• **Required work**
Note each line that includes the word "Velocity". Copy those lines.

• **Provided data**
◇ ◇ ◇ ◇ ◇

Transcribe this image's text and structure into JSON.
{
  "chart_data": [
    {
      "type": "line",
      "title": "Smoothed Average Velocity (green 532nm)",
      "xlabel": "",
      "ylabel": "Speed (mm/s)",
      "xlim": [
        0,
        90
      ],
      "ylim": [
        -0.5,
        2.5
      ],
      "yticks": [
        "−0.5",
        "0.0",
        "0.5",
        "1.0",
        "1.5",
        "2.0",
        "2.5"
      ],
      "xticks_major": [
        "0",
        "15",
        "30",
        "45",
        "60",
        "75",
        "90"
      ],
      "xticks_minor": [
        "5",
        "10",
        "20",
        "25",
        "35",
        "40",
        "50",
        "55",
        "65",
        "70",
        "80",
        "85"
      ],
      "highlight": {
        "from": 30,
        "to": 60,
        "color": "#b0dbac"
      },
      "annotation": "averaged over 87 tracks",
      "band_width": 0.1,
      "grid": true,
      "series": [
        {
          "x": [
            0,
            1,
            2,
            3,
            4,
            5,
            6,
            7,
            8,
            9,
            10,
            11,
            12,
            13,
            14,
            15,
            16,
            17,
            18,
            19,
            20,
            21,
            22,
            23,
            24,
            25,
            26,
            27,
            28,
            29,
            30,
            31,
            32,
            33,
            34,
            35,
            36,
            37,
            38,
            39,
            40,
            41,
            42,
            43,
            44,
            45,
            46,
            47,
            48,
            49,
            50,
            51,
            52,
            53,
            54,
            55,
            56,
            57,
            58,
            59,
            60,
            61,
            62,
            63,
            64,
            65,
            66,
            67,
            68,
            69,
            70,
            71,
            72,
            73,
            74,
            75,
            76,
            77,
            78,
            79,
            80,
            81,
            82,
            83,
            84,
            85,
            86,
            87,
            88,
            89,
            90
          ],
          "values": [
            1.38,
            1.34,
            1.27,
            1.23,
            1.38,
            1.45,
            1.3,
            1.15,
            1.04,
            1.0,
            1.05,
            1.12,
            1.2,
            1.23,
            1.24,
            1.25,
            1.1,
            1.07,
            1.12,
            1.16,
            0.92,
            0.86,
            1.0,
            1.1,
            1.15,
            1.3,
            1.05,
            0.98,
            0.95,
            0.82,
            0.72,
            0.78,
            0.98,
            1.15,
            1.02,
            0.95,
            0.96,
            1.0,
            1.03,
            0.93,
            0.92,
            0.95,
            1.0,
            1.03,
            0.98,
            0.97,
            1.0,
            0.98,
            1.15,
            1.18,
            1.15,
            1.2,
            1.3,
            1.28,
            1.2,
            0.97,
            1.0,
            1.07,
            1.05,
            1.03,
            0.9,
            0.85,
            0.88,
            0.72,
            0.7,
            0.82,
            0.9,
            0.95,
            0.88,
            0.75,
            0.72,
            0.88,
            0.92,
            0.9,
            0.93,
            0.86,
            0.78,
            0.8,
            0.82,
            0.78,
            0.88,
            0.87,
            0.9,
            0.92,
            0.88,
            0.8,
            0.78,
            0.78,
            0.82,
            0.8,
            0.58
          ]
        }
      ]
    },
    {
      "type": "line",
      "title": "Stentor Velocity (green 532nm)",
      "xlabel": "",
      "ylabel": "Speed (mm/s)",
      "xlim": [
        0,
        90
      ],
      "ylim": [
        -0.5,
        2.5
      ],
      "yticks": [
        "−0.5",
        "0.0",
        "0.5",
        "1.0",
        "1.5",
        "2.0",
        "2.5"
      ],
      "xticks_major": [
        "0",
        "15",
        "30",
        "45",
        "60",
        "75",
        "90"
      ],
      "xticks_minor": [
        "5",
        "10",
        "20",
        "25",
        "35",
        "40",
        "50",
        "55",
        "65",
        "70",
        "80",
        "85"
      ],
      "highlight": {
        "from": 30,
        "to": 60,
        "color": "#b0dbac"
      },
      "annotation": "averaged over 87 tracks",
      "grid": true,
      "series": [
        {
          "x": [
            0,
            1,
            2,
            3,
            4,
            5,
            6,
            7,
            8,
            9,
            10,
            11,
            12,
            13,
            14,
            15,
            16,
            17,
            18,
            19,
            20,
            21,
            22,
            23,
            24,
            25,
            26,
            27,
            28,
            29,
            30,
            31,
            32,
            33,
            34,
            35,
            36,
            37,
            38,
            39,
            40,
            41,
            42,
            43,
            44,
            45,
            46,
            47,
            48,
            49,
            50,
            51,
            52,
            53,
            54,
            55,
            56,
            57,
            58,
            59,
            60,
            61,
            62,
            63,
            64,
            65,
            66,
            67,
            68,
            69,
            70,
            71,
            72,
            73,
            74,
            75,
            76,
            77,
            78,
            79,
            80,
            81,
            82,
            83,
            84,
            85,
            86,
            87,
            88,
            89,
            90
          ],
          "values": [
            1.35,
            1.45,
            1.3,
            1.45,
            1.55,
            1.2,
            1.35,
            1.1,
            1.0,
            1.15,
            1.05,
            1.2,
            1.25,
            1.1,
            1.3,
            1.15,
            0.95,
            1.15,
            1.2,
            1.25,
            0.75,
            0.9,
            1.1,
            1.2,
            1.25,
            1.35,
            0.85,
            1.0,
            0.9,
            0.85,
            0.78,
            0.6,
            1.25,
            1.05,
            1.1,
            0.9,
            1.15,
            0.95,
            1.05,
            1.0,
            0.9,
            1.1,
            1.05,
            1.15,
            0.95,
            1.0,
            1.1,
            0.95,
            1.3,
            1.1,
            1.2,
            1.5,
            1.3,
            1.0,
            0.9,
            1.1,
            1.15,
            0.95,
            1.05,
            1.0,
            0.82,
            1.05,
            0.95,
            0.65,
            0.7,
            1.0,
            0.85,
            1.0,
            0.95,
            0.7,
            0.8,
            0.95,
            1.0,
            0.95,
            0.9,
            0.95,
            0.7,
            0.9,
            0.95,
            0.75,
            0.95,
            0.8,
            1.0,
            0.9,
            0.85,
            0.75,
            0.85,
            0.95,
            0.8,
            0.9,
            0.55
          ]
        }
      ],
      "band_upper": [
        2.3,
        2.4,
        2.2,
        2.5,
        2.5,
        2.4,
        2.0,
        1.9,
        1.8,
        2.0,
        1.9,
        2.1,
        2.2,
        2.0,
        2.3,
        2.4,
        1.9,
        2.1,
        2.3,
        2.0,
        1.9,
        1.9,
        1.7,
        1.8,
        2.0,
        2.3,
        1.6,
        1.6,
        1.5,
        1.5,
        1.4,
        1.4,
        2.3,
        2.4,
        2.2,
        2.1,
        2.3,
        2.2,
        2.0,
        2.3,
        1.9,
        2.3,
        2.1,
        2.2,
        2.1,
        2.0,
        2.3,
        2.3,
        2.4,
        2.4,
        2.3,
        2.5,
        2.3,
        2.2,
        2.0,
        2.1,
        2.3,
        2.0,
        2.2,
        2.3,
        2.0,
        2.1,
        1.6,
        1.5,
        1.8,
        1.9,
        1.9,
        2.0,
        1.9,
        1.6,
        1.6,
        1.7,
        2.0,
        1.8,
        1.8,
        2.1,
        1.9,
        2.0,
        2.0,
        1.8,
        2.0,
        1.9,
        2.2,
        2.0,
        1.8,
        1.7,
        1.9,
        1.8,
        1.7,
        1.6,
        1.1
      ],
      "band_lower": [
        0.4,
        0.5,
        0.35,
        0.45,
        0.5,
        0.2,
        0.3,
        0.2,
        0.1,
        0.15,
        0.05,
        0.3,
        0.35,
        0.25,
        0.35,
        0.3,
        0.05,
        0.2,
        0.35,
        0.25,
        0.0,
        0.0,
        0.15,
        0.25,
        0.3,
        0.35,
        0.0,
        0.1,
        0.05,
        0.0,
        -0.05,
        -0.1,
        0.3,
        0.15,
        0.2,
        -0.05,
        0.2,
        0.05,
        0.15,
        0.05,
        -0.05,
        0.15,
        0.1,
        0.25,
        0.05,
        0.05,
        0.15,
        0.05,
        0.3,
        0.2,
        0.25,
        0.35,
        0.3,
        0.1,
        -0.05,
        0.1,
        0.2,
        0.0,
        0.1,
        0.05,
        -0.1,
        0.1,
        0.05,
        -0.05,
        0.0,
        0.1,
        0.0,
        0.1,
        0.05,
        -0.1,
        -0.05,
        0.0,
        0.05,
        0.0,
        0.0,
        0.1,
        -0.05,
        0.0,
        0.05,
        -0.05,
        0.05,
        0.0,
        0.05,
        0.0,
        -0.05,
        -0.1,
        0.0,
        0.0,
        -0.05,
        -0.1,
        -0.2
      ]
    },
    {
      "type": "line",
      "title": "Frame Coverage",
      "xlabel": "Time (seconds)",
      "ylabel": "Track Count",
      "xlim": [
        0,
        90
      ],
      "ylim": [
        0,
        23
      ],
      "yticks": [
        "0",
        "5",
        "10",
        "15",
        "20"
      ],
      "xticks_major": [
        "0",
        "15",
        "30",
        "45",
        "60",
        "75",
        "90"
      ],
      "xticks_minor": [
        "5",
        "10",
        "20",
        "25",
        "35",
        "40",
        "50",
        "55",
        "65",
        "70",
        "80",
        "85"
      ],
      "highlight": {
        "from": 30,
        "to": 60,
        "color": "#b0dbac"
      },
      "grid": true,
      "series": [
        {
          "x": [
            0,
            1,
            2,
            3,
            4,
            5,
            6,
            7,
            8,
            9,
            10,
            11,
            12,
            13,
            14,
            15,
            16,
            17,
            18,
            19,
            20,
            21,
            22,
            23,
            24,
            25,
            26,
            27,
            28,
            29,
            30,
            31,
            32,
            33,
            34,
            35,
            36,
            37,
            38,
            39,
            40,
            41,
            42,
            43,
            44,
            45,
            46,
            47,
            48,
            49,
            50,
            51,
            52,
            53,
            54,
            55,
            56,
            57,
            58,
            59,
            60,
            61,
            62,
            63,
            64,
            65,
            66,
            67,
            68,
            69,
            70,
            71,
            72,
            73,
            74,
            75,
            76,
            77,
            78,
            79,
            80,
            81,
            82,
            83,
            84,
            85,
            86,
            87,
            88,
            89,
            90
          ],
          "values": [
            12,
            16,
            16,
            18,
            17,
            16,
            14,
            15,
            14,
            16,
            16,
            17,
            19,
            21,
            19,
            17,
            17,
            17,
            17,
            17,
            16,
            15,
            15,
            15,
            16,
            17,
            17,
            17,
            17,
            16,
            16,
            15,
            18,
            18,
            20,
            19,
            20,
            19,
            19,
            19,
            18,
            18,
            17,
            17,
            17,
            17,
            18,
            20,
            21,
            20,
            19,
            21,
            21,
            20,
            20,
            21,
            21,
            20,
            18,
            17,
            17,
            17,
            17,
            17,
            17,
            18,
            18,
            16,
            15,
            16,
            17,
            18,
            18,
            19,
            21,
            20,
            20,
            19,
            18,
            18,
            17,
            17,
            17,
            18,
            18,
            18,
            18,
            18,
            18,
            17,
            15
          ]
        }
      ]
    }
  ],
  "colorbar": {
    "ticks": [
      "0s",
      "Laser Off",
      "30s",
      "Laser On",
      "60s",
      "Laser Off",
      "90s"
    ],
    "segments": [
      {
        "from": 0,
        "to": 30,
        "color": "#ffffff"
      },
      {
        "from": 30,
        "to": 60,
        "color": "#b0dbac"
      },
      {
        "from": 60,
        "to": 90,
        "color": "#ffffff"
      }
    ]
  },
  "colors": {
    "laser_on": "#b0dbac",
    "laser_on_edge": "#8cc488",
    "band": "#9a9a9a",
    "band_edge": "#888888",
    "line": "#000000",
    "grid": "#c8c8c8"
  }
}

◇ ◇ ◇ ◇ ◇

• **Expected output**
      "title": "Smoothed Average Velocity (green 532nm)",
      "title": "Stentor Velocity (green 532nm)",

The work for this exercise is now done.